Short problem 1: In the connector description, repeat the passage from "Referring to FIGS. 15" up to and including "a concave shape.".
Short problem 2: Condense the paragraph of the connector description that begins "Referring to FIGS. 15 to 27" into a short list, keeping its main facts.
Short problem 3: Write the next part of the connector description, starting after its last sentence.

[START Passage to read]

Referring to FIGS. 15 to 27, the second embodiment is shown. The electrical connector 100′ is connected to a PCB 200′ and includes an insulative piece comprising an insulative housing, a plurality of terminals affixed to the insulative housing, a metal piece or metallic shielding plate 6′ affixed to the insulative piece, a shielding shell 9′ enclosing the insulative housing for forming a receiving room 10′, and a mounting clip 101′ covering the shielding shell 9′ and shown as a concave shape.

Referring to FIGS. 17 to 26, the insulative piece includes the insulative housing and an insulative shell 7′ affixed to the backend of the insulative housing and having a receiving groove 70′. The insulative housing includes a second insulator 2′, a third insulator 3′ assembled under the second insulator 2′ and a first insulator 1′ partially covering the second insulator 2′ and the third insulator 3′. The first insulator 1′ includes a base portion 12′, a tongue portion 11′ extending forwardly from the base portion 12′ and an annular collar 120′ concaved on the backend of the base portion 12′. Referring to FIGS. 21 to 22, the insulative shell 7′ covers the annular collar 120′ and includes separated ribs 71′ to form corresponding passageways (not labeled) for receiving the elastic portions 43′/53′ of the terminals 4′/5′ (illustrated later), eight opening slots 72′ all affixed to the backend and three recesses 73′. The insulative shell 7′ includes a first annular portion 74′ attached to the annular collar 120′ and a second annular portion 75′ located at the rear end of the first annular portion 74′. The size of the second annular portion 75′ in a transverse direction and a vertical direction perpendicular to the transverse direction is smaller than the first annular portion 74′. The outer edge of the first annular portion 74′ slides smoothly to the outer edge of the base portion 12′.

[END Passage to read]
[START Stored records]

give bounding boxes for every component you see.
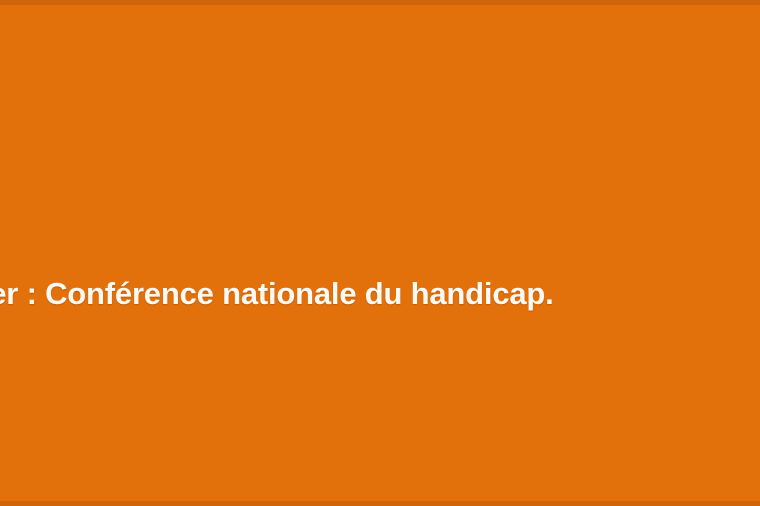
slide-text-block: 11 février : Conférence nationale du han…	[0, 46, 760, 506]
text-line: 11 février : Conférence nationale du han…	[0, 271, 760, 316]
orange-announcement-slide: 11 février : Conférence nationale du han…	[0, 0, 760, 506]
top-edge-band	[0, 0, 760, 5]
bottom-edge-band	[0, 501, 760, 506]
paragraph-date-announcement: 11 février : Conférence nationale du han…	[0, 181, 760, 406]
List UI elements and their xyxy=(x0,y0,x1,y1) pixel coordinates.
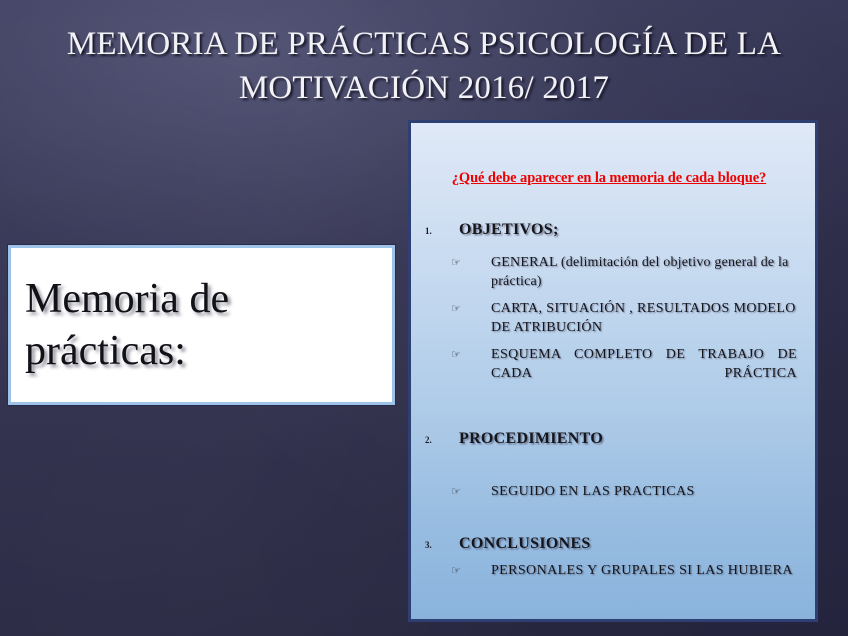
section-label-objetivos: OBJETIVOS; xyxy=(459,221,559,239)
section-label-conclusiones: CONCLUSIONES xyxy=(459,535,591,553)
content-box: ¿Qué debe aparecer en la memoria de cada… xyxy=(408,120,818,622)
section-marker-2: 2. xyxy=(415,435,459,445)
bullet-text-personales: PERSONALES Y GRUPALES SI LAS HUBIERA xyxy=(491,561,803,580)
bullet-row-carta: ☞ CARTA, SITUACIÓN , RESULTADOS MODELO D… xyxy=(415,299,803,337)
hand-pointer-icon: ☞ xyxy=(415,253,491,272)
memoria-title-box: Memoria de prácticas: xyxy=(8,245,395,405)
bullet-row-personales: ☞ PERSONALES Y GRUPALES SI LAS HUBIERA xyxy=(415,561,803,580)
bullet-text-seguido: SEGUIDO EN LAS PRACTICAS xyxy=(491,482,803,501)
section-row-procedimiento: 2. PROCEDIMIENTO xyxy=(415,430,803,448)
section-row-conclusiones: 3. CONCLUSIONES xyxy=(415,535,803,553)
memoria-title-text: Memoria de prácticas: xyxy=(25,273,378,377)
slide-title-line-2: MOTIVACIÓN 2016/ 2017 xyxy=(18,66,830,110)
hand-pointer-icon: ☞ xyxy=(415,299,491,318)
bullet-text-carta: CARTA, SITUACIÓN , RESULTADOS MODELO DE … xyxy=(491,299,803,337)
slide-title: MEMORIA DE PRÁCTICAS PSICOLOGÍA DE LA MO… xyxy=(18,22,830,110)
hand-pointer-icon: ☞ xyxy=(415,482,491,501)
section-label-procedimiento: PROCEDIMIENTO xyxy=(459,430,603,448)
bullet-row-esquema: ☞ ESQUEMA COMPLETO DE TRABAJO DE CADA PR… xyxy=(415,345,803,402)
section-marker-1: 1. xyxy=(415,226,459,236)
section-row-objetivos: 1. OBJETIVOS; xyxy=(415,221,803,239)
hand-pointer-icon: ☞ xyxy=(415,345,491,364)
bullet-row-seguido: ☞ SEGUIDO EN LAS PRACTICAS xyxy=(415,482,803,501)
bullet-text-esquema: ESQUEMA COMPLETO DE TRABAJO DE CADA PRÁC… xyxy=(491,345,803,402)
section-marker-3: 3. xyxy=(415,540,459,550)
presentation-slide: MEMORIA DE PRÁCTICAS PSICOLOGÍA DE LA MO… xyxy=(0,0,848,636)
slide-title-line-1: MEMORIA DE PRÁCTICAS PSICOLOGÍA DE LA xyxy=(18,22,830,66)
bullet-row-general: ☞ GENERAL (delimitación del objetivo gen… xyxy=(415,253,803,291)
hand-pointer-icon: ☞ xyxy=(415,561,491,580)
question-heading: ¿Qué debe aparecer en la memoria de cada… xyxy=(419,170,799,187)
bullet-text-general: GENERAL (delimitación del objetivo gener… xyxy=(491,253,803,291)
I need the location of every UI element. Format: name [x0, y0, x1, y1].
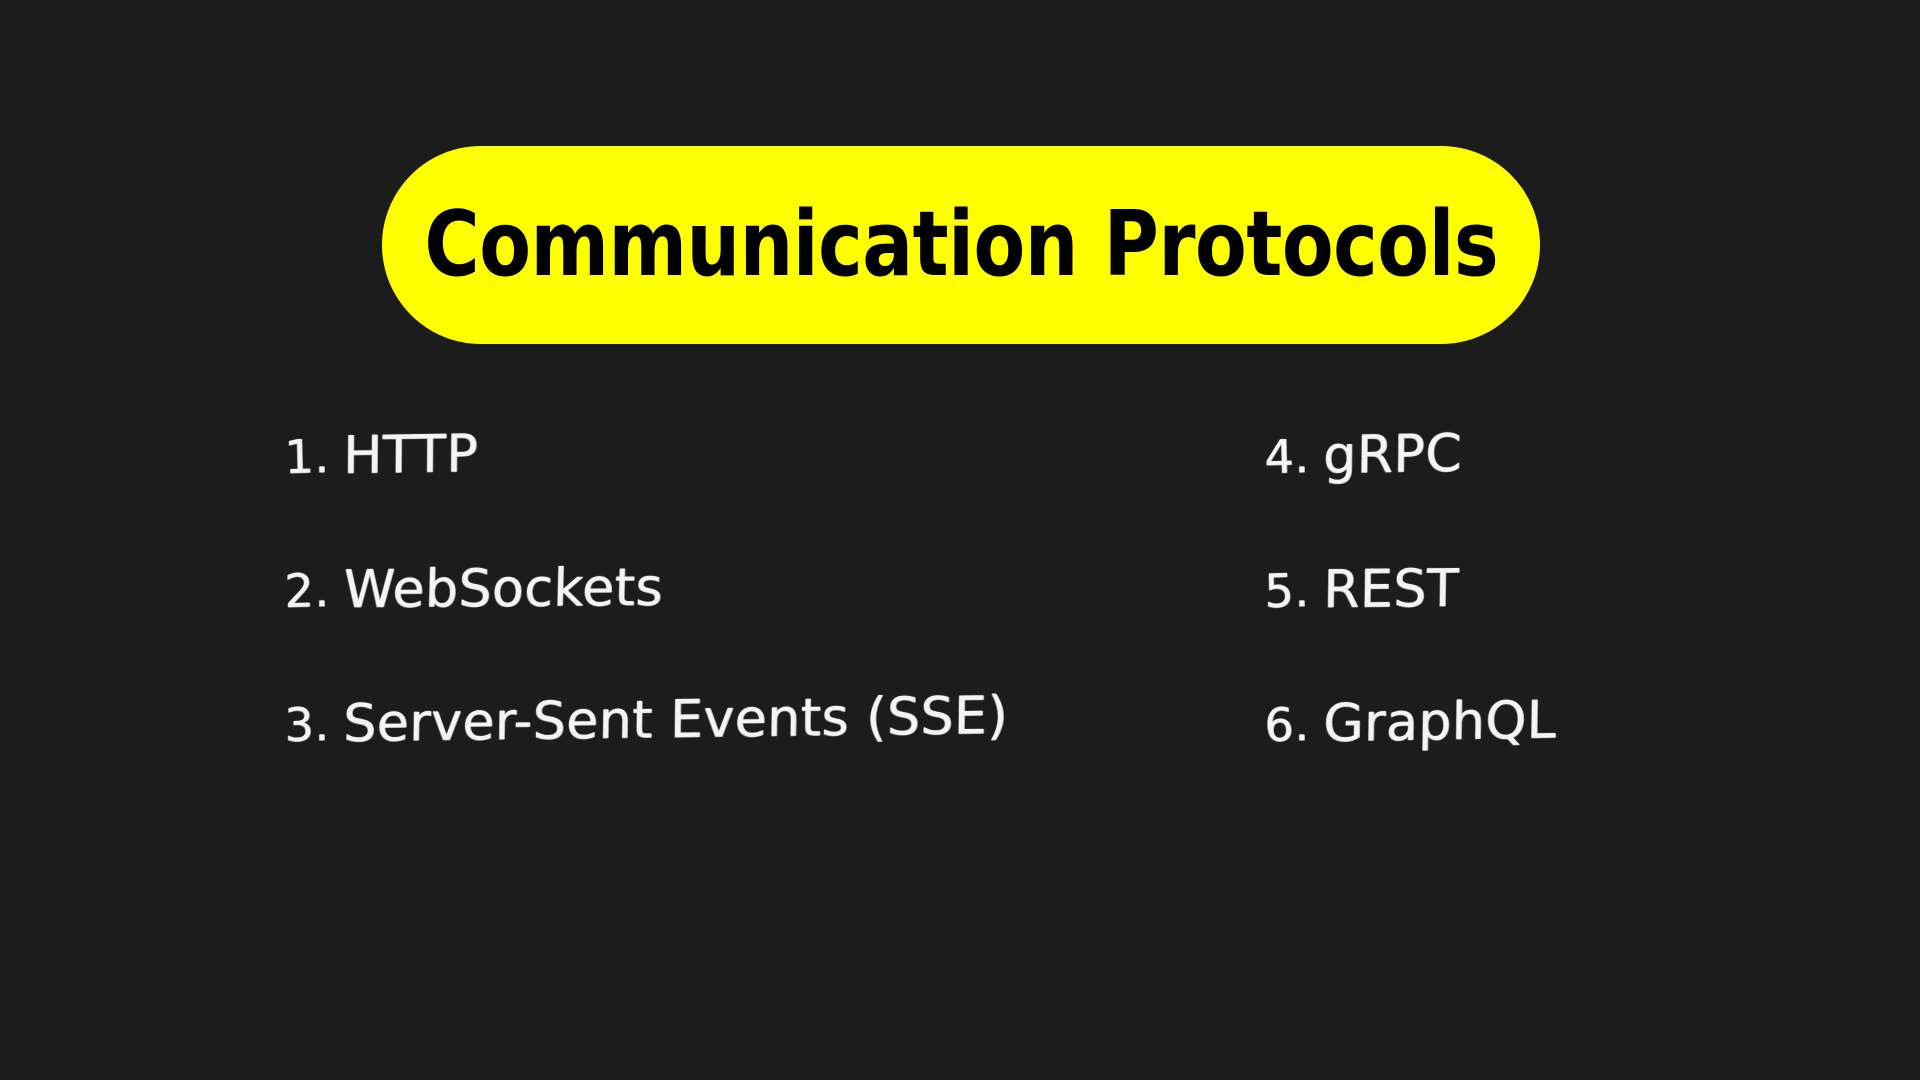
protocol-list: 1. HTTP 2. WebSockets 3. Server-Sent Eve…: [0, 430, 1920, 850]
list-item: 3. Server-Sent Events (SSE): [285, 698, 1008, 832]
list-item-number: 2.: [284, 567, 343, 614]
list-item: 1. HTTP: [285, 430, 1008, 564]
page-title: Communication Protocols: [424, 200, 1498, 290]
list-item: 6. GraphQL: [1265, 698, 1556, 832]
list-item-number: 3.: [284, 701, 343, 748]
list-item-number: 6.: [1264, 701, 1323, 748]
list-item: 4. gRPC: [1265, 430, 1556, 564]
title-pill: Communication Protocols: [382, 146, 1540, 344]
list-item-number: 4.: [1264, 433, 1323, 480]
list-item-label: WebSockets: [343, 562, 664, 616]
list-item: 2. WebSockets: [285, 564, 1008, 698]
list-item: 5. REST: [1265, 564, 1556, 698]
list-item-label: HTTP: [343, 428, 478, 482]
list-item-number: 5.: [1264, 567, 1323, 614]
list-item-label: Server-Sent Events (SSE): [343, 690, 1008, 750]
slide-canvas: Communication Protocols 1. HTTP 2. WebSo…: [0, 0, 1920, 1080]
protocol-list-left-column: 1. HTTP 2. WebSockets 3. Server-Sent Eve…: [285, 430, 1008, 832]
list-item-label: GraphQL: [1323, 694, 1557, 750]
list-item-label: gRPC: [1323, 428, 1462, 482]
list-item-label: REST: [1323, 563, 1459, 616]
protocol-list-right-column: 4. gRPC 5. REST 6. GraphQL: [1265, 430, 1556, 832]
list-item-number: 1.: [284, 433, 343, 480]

[END Stored records]
[START Stored records]

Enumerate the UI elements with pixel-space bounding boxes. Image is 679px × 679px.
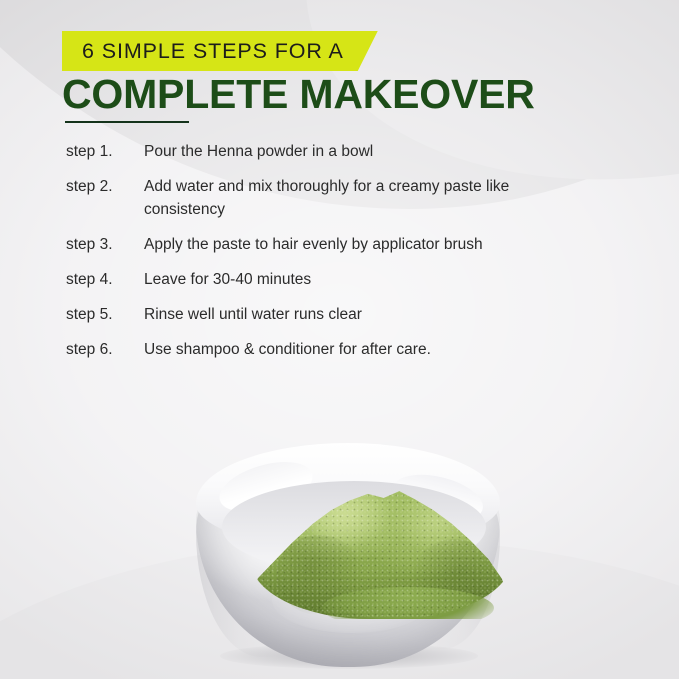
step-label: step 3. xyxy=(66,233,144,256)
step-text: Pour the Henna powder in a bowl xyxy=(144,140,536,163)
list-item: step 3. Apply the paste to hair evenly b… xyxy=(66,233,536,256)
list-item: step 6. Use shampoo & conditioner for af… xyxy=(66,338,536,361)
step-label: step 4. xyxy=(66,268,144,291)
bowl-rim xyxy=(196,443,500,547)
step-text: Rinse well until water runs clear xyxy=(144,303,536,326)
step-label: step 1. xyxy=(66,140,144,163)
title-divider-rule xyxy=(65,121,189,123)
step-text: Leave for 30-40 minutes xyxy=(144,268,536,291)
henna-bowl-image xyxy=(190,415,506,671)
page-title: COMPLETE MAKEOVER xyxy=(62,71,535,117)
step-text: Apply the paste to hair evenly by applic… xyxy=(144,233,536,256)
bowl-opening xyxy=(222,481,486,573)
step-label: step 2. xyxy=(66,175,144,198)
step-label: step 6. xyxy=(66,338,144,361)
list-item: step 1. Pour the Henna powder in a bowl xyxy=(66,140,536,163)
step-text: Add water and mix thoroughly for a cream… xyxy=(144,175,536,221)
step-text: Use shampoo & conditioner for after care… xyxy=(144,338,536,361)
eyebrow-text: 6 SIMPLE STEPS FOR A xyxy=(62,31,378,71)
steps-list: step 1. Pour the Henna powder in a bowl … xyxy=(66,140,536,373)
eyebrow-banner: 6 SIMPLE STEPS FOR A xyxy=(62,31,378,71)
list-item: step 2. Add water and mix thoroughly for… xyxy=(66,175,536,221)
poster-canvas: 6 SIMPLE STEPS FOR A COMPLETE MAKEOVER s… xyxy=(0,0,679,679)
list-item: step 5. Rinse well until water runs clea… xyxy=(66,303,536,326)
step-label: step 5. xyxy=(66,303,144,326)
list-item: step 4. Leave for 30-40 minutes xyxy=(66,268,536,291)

[END Stored records]
[START Stored records]

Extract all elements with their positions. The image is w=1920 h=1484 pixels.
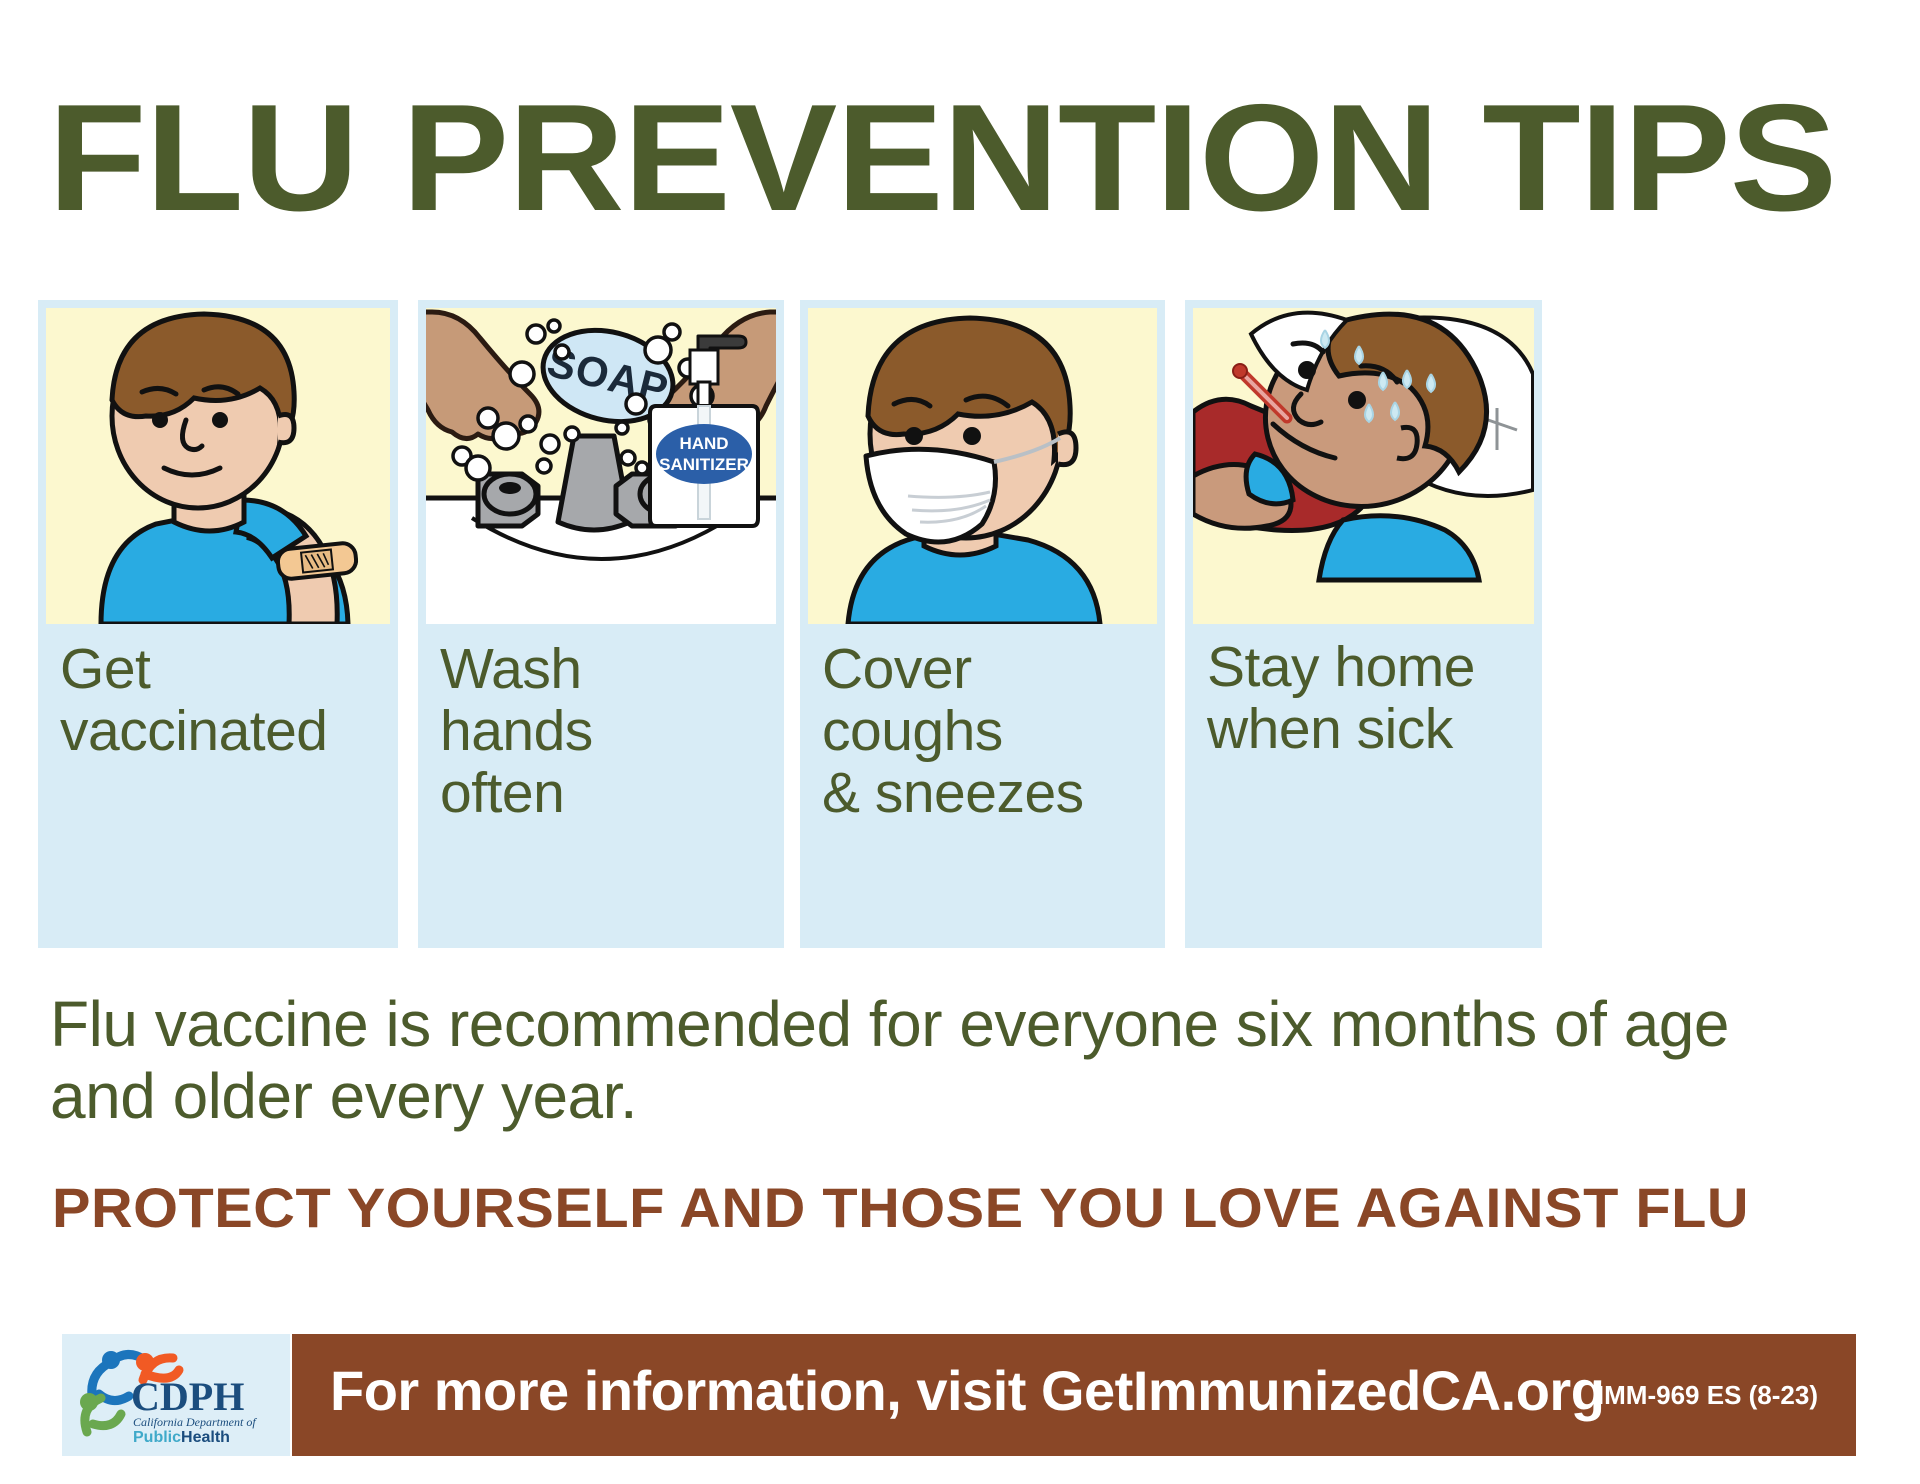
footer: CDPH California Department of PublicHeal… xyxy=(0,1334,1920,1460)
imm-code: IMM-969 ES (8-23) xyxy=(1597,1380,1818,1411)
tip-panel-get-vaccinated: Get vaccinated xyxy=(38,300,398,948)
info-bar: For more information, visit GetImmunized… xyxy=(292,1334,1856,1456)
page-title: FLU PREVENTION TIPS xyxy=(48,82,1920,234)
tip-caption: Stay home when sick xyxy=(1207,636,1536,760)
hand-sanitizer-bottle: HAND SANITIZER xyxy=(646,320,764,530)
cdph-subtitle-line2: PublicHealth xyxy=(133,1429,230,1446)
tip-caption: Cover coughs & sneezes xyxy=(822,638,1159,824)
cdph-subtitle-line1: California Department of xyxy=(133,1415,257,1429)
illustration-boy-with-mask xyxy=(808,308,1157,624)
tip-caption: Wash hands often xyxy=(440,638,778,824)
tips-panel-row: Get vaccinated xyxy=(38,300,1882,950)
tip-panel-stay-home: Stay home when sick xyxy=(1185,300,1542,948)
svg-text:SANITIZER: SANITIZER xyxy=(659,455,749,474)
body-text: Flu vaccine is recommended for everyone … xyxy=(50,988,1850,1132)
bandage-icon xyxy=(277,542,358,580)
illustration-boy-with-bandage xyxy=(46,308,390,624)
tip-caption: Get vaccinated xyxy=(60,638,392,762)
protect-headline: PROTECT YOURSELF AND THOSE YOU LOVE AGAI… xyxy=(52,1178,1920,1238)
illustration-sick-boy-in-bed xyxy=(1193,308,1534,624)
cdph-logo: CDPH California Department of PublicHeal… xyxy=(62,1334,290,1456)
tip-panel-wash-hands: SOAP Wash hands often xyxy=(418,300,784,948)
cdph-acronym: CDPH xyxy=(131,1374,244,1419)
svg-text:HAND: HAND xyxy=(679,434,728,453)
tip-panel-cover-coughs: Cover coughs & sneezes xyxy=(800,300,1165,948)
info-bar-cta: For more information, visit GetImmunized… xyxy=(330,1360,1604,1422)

[END Stored records]

Reply 1:
Referring to FIGS. 15 to 27, the second embodiment is shown. The electrical connector 100′ is connected to a PCB 200′ and includes an insulative piece comprising an insulative housing, a plurality of terminals affixed to the insulative housing, a metal piece or metallic shielding plate 6′ affixed to the insulative piece, a shielding shell 9′ enclosing the insulative housing for forming a receiving room 10′, and a mounting clip 101′ covering the shielding shell 9′ and shown as a concave shape.

Reply 2:
Second embodiment (FIGS. 15 to 27): electrical connector 100′, connected to PCB 200′, which includes:
- an insulative piece comprising an insulative housing
- a plurality of terminals affixed to the insulative housing
- a metal piece or metallic shielding plate 6′ affixed to the insulative piece
- a shielding shell 9′ enclosing the insulative housing to form a receiving room 10′
- a concave mounting clip 101′ covering the shielding shell 9′

Reply 3:
Referring to FIGS. 17 to 24, the terminals include first terminals 4′ and second terminals 5′ on the opposite surface to the first terminals 4′. The first terminals 4′ is insert molding with the second insulator 2′. The second terminals 5′ is insert molding with the third insulator 3′. Each first terminal 4′ includes a first contacting portion 41′ exposed to the tongue portion 11′ and connecting with the corresponded terminal of the corresponded electrical connector, a first connecting portion 42′ embedded in the base portion 12′ and connecting with the first contacting portion 41′ and a first elastic portion 43′ connecting with the first connecting portion 42′ and penetrating the backend of the first insulator 1′. The first elastic portion 43′ includes a first clipping portion 431′ shown bending. The second terminals 5′ are exposed to the bottom surface of the first insulator 1′. Each second terminal 5′ comprises a second contacting portion 51′ exposed to the bottom surface, a second connecting portion 52′ embedded in the base portion 12′ and connecting with the second contacting portion 51′ and a second elastic portion 53′ connecting with the second connecting portion 52′ and penetrating the backend of the first insulator 1′. The second elastic portion 53′ includes a second clipping portion 531′ shown bending.

Referring to FIGS. 21 to 24, the metal piece 6′ is sandwiched between the second insulator 2′ and the third insulator 3′. The metal piece 6′ includes a pair of edge ground terminals 61′ located at two sides of the backend of the metal piece 6′ and a middle ground terminal 62′ between the pair of edge ground terminals 61′. The edge ground terminals 61′ extend out of the backend of the first insulator and are located in the same plane with the first elastic portion 43′. The edge ground terminals 61′ are located at two sides of the first elastic portion 43′ and respectively includes a third clipping portion 611′ shown bending. The middle ground terminal 62′ extends out of the backend of the first insulator 1′ and locates in the same plane with the second elastic portion 53′. The middle ground terminal 62′ includes a forth clipping portion 621′ shown bending.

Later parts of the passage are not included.